[Saved entries]
►
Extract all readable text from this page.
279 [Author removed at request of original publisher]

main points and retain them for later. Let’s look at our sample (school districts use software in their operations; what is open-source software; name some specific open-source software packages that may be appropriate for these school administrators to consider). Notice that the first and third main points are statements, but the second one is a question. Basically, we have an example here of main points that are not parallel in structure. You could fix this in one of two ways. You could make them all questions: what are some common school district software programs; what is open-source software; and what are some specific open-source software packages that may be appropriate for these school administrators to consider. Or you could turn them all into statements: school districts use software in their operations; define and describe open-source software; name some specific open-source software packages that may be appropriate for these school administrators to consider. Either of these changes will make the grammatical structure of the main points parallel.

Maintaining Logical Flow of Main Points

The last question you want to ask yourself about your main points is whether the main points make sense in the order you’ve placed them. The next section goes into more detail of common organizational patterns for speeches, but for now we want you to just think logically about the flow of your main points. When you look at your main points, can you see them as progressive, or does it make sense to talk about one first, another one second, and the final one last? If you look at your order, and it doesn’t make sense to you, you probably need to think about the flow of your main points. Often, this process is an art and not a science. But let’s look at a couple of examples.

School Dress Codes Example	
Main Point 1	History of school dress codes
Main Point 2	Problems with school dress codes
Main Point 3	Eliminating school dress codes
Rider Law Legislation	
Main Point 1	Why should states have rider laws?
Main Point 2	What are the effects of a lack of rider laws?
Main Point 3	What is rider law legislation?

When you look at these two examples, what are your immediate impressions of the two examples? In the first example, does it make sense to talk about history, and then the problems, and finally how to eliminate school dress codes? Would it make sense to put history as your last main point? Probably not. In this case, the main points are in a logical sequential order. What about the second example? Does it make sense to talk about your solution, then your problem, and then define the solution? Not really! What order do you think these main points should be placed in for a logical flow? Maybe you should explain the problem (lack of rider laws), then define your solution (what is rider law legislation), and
◄
►
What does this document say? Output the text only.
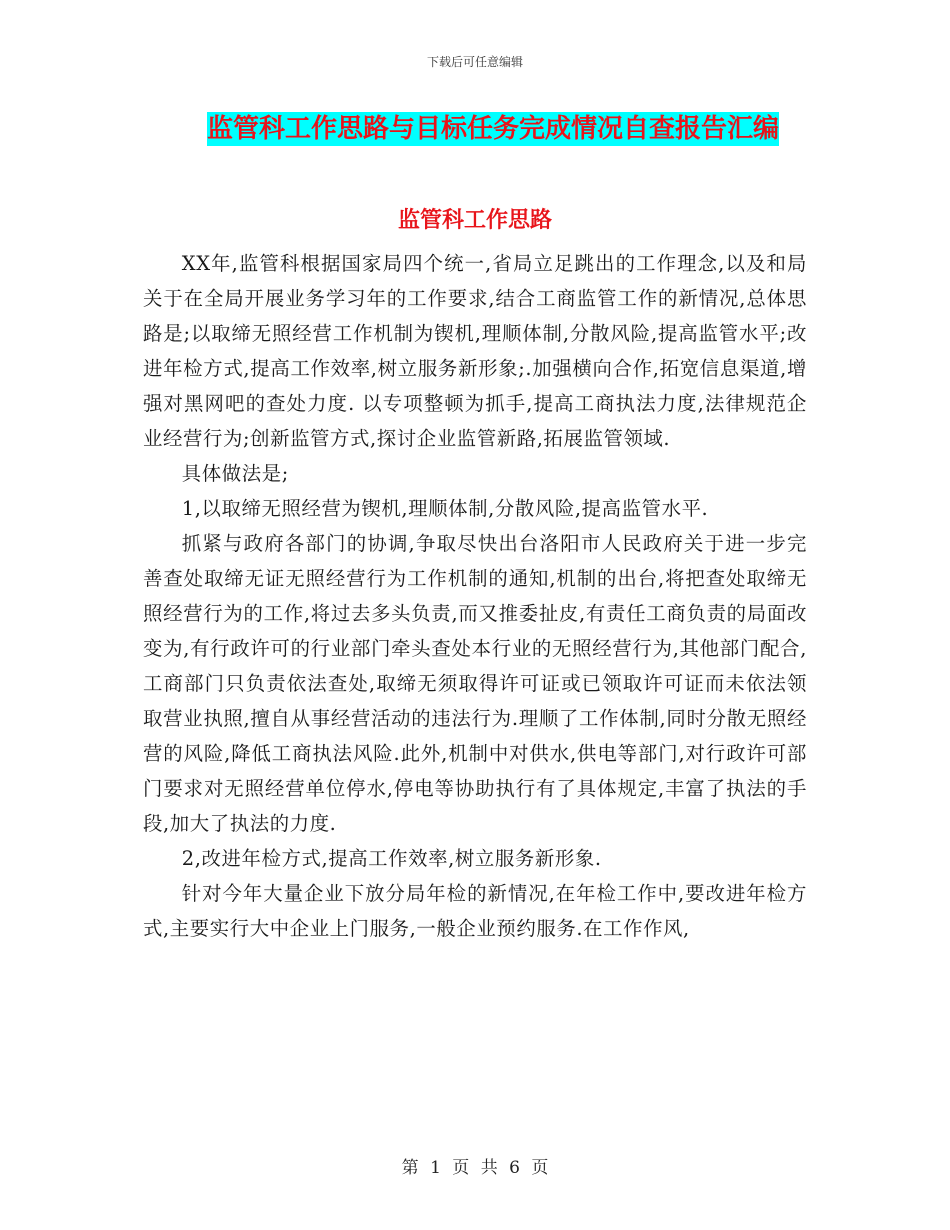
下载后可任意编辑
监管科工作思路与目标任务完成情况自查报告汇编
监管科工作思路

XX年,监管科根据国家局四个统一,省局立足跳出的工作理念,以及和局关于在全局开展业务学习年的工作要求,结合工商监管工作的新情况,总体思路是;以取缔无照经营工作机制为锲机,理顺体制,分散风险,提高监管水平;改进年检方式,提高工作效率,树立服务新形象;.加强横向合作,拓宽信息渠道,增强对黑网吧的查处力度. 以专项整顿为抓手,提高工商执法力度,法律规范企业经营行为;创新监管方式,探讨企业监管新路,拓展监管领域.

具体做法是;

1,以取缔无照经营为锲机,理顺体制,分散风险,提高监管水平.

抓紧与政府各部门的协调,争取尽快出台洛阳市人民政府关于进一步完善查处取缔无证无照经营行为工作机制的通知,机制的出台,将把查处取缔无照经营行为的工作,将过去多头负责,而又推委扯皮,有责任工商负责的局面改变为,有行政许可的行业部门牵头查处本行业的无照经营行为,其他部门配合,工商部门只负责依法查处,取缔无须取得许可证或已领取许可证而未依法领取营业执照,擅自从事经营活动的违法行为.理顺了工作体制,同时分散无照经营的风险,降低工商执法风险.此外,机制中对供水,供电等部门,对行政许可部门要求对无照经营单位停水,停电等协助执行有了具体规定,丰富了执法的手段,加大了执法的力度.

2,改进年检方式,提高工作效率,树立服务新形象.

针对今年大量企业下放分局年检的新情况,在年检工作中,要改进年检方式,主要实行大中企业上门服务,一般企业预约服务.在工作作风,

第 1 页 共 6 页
◄
■ **THE REQUEST**: Go through the preceding material and copy each line that has the word "树立服务新形象".

■ **EXERCISE SOLUTION**:
XX年,监管科根据国家局四个统一,省局立足跳出的工作理念,以及和局关于在全局开展业务学习年的工作要求,结合工商监管工作的新情况,总体思路是;以取缔无照经营工作机制为锲机,理顺体制,分散风险,提高监管水平;改进年检方式,提高工作效率,树立服务新形象;.加强横向合作,拓宽信息渠道,增强对黑网吧的查处力度. 以专项整顿为抓手,提高工商执法力度,法律规范企业经营行为;创新监管方式,探讨企业监管新路,拓展监管领域.
2,改进年检方式,提高工作效率,树立服务新形象.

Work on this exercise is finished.